- _TASK_:
Filter this data down to the lines that hold "ylabel", and copy them.

[Data items]

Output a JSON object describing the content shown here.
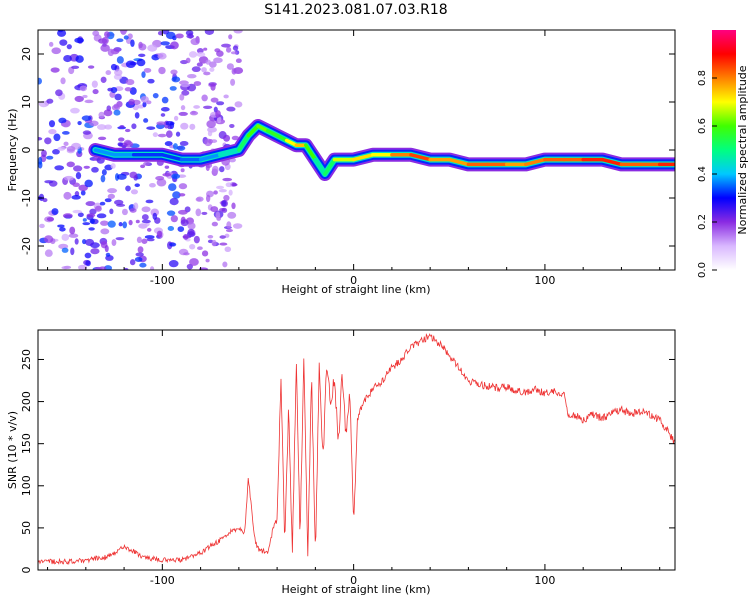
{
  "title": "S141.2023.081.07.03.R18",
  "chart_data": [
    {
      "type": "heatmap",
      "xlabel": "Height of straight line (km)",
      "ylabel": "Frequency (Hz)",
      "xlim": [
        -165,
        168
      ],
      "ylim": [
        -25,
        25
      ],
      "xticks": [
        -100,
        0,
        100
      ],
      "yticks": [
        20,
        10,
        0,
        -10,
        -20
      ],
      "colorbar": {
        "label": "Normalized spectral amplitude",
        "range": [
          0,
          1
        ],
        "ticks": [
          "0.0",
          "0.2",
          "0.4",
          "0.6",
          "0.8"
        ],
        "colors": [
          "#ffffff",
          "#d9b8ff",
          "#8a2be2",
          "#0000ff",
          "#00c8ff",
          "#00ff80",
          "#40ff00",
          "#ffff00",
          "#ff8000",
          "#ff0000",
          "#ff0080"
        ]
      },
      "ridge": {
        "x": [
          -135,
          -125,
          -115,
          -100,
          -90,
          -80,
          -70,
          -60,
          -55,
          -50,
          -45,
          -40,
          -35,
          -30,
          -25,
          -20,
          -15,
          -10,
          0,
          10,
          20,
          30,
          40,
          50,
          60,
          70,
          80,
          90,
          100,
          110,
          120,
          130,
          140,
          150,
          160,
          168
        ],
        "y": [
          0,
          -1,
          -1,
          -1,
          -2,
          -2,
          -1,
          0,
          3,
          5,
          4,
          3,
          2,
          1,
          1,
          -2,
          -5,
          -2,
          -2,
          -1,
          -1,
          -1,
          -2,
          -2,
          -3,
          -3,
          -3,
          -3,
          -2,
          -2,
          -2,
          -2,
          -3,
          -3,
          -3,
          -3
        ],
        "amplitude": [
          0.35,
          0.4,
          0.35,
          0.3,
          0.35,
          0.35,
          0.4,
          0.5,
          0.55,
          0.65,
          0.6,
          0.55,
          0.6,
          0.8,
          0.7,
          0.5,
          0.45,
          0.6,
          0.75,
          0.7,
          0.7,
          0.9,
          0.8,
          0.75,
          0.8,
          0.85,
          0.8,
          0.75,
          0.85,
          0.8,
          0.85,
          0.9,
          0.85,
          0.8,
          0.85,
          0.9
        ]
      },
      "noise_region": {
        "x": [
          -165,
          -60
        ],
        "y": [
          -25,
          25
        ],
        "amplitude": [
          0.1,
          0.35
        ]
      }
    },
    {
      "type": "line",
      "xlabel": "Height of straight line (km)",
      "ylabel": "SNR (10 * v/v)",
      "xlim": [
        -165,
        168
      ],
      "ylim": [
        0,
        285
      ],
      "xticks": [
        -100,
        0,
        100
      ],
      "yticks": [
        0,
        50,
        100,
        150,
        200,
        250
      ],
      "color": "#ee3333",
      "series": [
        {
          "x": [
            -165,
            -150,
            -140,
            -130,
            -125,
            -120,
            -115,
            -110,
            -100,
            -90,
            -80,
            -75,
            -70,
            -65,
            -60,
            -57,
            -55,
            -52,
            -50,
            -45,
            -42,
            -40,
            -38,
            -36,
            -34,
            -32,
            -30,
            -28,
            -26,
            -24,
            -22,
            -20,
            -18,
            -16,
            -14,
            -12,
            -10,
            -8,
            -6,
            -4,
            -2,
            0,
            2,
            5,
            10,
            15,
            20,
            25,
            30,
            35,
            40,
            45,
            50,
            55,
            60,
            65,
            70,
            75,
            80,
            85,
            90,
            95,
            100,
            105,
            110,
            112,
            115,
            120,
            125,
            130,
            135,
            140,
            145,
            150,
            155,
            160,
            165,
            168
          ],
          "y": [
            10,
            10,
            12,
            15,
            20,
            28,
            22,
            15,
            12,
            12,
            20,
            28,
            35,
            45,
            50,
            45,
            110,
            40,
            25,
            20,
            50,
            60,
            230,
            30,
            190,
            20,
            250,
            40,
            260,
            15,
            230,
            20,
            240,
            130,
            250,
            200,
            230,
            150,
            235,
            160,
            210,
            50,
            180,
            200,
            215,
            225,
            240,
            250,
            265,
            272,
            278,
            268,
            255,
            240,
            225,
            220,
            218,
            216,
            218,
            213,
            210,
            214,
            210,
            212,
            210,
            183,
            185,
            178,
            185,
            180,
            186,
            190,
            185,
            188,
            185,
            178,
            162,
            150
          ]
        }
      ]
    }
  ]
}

- _SOLVED EXERCISE_:
      "ylabel": "Frequency (Hz)",
      "ylabel": "SNR (10 * v/v)",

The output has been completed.